--- start of STORED ROWS ---

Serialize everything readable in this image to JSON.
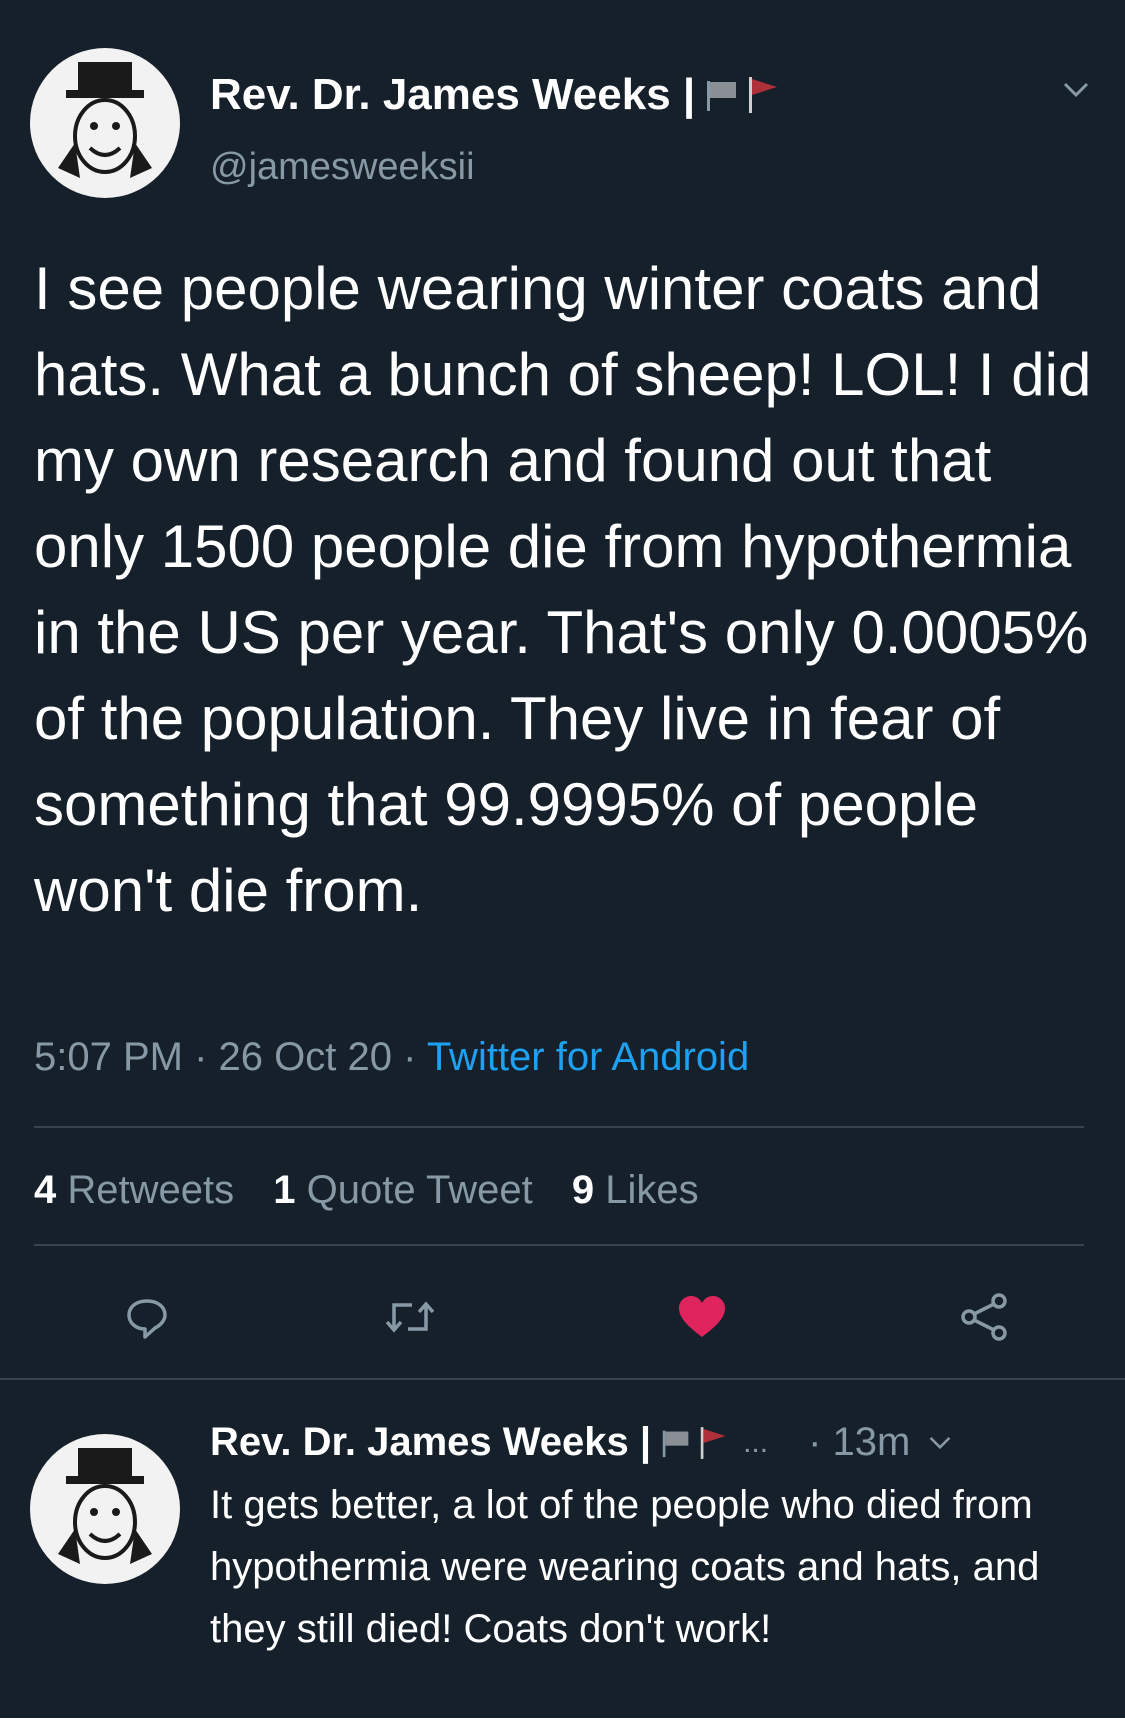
{
  "tweet": {
    "author_name": "Rev. Dr. James Weeks |",
    "handle": "@jamesweeksii",
    "text": "I see people wearing winter coats and hats. What a bunch of sheep! LOL! I did my own research and found out that only 1500 people die from hypothermia in the US per year. That's only 0.0005% of the population. They live in fear of something that 99.9995% of people won't die from.",
    "time": "5:07 PM",
    "date": "26 Oct 20",
    "source": "Twitter for Android",
    "separator": "·",
    "stats": {
      "retweets_count": "4",
      "retweets_label": "Retweets",
      "quotes_count": "1",
      "quotes_label": "Quote Tweet",
      "likes_count": "9",
      "likes_label": "Likes"
    }
  },
  "reply": {
    "author_name": "Rev. Dr. James Weeks |",
    "ellipsis": "...",
    "time": "· 13m",
    "text": "It gets better, a lot of the people who died from hypothermia were wearing coats and hats, and they still died! Coats don't work!"
  },
  "icons": {
    "reply": "reply-icon",
    "retweet": "retweet-icon",
    "like": "heart-icon",
    "share": "share-icon",
    "menu": "chevron-down-icon"
  },
  "colors": {
    "background": "#15202b",
    "secondary_text": "#8899a6",
    "link": "#1da1f2",
    "like_active": "#e0245e",
    "divider": "#38444d",
    "flag_red": "#b0303a"
  }
}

--- end of STORED ROWS ---

## INSTRUCTIONS FOR THE TASK
Sift through the entries and copy every line with "hypothermia".

## TASK ANSWER
    "text": "I see people wearing winter coats and hats. What a bunch of sheep! LOL! I did my own research and found out that only 1500 people die from hypothermia in the US per year. That's only 0.0005% of the population. They live in fear of something that 99.9995% of people won't die from.",
    "text": "It gets better, a lot of the people who died from hypothermia were wearing coats and hats, and they still died! Coats don't work!"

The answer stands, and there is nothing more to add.